■ GOAL: Copy the data word for word, keeping every line.

■ DATA FOR THE TASK:
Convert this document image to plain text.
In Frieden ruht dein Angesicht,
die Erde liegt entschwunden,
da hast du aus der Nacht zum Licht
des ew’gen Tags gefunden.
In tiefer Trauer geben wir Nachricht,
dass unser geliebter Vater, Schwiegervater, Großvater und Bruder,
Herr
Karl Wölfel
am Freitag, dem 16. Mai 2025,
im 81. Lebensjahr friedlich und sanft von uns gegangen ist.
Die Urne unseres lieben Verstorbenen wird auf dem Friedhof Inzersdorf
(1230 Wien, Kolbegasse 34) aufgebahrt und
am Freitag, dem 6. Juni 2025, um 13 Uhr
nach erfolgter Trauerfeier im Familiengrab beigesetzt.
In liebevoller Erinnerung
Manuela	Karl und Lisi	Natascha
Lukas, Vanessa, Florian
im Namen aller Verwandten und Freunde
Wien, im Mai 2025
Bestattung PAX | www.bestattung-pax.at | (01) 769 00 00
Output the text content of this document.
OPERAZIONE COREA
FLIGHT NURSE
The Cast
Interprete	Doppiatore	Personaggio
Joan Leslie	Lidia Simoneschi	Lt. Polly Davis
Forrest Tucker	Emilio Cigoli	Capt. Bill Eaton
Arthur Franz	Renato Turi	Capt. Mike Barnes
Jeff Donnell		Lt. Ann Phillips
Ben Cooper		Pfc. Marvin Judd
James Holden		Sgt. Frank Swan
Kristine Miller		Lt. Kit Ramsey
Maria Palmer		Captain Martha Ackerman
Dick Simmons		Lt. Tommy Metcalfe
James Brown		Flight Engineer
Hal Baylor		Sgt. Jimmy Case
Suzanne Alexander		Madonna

■ RESULT OF THE TASK:
Convert this document image to plain text.
In Frieden ruht dein Angesicht,
die Erde liegt entschwunden,
da hast du aus der Nacht zum Licht
des ew’gen Tags gefunden.
In tiefer Trauer geben wir Nachricht,
dass unser geliebter Vater, Schwiegervater, Großvater und Bruder,
Herr
Karl Wölfel
am Freitag, dem 16. Mai 2025,
im 81. Lebensjahr friedlich und sanft von uns gegangen ist.
Die Urne unseres lieben Verstorbenen wird auf dem Friedhof Inzersdorf
(1230 Wien, Kolbegasse 34) aufgebahrt und
am Freitag, dem 6. Juni 2025, um 13 Uhr
nach erfolgter Trauerfeier im Familiengrab beigesetzt.
In liebevoller Erinnerung
Manuela	Karl und Lisi	Natascha
Lukas, Vanessa, Florian
im Namen aller Verwandten und Freunde
Wien, im Mai 2025
Bestattung PAX | www.bestattung-pax.at | (01) 769 00 00
Output the text content of this document.
OPERAZIONE COREA
FLIGHT NURSE
The Cast
Interprete	Doppiatore	Personaggio
Joan Leslie	Lidia Simoneschi	Lt. Polly Davis
Forrest Tucker	Emilio Cigoli	Capt. Bill Eaton
Arthur Franz	Renato Turi	Capt. Mike Barnes
Jeff Donnell		Lt. Ann Phillips
Ben Cooper		Pfc. Marvin Judd
James Holden		Sgt. Frank Swan
Kristine Miller		Lt. Kit Ramsey
Maria Palmer		Captain Martha Ackerman
Dick Simmons		Lt. Tommy Metcalfe
James Brown		Flight Engineer
Hal Baylor		Sgt. Jimmy Case
Suzanne Alexander		Madonna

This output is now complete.